Cette page est la suite de : biographie Amy Winehouse, portrait d'une chanteuse révoltée.


BACK TO BLACK

Entre-temps, la drogue et l’alcool ont produit quelques effets sur ses cordes vocales. Son timbre de voix n’est plus le même que sur l’album Frank. Loin d’encourager une telle approche, force est de constater que cela a eu un effet positif en singularisant davantage son chant. Son style vocal baigne toujours autant, si ce n’est plus, dans le catalogue rhythm and blues des années 50/60, mais sans y chercher la moindre performance vocale. Elle conserve une voix sensiblement grave et ne pousse presque jamais sa tessiture dans ses retranchements. Tout est dans l’interprétation.

C'est dans cette période de doute, qu'elle rencontre le producteur Mark Ronson. C'est l’homme providentiel, l'homme de la situation. L’album Back to Black est construit sur mesure à l’image de la chanteuse. Musicien, DJ et compositeur, Mark Ronson est connu pour ses interventions dans le domaine des musiques rock et hip-hop. Seulement âgé de trente ans, il a déjà collaboré avec Lily Allen, Christina Aguilera ou Robbie Williams.

La grande force du disque Back to Black est de concilier sonorités actuelles et orchestrations très kitch, à coup de cuivres swinguants. Cependant, ce Back to Black n’est pas de l’Aretha Franklin relooké, car cet album est imprégné des paroles d’Amy, et les siennes sont loin de porter les mêmes messages, les mêmes valeurs. On s’en serait douté !

Mark Ronson mettra tout de même en balance certains éléments propres à l’écurie 'Tamla Motown' des années 60, celui du son, des riffs de cuivres et de l'allure des musiciens sur scène. Le producteur a réussi à construire un heureux mélange sur un temps passé qui se conjugue au présent. Il en ressort un album cohérent, parfait de bout en bout. Pour Amy Winehouse, Back to Black est l’album qui va enfin la révéler au public. Le disque traverse les frontières et le rêve se poursuit… La brune piquante continue d’imprimer sa voix, son caractère, à l’image des quelques chanteuses illustres qui ont traversé son adolescence. Amy Winehouse est alors au summum de sa carrière.
§ §
• **TRAVAIL DEMANDÉ**
- a) Extrayez du passage sur l'album Back to Black le segment qui va de "Mark Ronson mettra" jusqu'à "de sa carrière.".
- b) D'après le passage sur l'album Back to Black, avec quels artistes Mark Ronson avait-il déjà collaboré ?

(Une série de lignes)
§ §
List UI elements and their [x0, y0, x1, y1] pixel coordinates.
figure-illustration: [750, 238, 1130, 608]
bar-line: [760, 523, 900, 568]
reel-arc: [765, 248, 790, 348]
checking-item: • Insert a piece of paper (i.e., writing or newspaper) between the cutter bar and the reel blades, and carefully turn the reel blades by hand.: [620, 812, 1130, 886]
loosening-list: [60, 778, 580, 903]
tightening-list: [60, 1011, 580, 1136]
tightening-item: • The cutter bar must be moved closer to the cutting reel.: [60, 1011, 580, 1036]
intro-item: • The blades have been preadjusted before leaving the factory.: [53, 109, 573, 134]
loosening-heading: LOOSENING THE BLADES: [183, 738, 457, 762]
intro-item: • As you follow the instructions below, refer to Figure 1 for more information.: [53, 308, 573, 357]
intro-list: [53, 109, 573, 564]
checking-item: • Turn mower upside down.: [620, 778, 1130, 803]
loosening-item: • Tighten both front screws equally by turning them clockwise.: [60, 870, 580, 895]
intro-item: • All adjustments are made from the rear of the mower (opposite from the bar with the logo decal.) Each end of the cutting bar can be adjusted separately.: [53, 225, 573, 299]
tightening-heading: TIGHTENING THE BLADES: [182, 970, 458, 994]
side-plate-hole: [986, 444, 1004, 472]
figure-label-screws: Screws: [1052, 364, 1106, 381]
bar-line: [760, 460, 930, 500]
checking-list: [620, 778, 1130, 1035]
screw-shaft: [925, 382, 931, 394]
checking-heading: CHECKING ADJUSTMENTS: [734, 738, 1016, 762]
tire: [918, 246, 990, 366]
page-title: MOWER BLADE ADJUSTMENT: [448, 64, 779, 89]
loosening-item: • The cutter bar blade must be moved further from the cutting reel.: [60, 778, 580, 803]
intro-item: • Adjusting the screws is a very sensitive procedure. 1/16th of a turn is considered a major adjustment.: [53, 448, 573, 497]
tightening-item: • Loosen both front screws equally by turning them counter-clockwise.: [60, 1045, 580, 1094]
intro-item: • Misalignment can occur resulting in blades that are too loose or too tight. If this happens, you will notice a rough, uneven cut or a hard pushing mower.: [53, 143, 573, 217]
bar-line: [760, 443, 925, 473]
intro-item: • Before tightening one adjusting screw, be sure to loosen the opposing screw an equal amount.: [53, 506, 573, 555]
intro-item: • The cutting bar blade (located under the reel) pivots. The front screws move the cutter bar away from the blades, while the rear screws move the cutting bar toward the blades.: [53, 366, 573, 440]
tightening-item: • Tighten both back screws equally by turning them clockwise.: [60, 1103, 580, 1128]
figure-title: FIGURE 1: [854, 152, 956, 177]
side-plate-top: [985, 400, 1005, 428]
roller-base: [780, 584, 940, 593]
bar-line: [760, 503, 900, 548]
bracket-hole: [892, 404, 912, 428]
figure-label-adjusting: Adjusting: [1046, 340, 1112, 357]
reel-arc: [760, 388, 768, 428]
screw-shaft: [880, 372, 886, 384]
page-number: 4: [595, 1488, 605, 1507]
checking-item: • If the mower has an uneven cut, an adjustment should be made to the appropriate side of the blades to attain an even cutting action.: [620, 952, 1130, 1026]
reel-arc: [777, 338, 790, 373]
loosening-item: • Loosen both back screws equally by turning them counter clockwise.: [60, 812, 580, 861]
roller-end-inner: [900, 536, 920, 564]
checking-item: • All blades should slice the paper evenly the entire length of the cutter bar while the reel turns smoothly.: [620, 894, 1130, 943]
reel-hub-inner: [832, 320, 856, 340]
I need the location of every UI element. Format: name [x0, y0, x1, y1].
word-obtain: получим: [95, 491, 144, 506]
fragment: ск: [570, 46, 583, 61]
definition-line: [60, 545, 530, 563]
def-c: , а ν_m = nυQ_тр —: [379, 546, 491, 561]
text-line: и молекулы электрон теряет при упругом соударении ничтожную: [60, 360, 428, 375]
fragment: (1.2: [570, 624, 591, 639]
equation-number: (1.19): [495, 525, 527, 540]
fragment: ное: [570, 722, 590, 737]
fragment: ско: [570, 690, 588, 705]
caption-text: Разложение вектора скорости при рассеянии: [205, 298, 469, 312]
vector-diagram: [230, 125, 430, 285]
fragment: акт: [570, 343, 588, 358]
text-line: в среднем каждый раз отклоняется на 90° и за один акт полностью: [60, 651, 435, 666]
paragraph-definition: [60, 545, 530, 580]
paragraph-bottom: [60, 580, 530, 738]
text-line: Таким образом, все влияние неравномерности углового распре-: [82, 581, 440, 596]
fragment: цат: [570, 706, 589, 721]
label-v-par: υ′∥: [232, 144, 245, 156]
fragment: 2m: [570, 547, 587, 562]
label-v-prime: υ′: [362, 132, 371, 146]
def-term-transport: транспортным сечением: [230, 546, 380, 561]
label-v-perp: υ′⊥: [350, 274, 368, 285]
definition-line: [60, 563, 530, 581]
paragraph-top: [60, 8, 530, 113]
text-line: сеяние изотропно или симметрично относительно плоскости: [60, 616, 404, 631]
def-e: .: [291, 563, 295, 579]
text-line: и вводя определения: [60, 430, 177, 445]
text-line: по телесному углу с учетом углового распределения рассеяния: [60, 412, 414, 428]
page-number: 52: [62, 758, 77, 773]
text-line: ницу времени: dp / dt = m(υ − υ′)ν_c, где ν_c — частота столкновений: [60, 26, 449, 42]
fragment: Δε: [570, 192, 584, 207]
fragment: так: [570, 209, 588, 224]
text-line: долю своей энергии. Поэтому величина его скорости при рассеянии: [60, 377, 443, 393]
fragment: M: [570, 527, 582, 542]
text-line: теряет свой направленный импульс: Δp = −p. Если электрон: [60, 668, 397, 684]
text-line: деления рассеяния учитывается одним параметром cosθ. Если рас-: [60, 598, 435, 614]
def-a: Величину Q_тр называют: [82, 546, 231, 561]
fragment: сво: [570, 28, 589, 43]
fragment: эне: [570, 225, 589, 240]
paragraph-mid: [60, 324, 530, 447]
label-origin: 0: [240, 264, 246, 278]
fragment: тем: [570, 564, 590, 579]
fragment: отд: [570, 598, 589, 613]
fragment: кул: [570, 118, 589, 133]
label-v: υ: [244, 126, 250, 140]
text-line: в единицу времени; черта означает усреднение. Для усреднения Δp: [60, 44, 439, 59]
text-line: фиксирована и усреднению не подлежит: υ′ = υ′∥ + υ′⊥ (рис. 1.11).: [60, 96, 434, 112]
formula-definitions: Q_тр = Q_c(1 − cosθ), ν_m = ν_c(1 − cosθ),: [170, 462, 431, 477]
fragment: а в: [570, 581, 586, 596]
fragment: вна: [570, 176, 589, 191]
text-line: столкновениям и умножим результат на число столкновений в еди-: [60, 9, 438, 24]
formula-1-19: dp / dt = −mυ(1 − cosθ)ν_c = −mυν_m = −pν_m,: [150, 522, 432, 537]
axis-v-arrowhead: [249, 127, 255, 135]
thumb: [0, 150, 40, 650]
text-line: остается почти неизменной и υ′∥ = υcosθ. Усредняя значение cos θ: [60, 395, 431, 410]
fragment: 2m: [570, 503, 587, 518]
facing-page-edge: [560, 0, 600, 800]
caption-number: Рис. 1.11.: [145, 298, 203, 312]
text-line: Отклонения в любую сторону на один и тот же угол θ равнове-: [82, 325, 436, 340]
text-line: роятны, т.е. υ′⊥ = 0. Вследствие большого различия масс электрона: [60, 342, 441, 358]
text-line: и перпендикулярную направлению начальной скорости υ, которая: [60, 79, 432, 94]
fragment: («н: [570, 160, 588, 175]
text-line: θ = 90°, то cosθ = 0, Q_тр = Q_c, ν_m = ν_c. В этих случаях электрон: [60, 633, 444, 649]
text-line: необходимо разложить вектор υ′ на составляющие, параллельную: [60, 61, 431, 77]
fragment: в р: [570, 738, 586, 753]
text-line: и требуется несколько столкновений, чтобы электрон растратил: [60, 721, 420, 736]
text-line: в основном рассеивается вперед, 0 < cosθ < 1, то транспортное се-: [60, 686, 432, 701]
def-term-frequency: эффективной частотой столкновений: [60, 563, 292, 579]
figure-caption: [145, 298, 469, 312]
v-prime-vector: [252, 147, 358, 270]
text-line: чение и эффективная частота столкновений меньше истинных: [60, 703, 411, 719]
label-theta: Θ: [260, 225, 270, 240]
§ §
• **RÉPONSES PAR TÂCHE**
- a)
Mark Ronson mettra tout de même en balance certains éléments propres à l’écurie 'Tamla Motown' des années 60, celui du son, des riffs de cuivres et de l'allure des musiciens sur scène. Le producteur a réussi à construire un heureux mélange sur un temps passé qui se conjugue au présent. Il en ressort un album cohérent, parfait de bout en bout. Pour Amy Winehouse, Back to Black est l’album qui va enfin la révéler au public. Le disque traverse les frontières et le rêve se poursuit… La brune piquante continue d’imprimer sa voix, son caractère, à l’image des quelques chanteuses illustres qui ont traversé son adolescence. Amy Winehouse est alors au summum de sa carrière.

- b) Lily Allen, Christina Aguilera et Robbie Williams.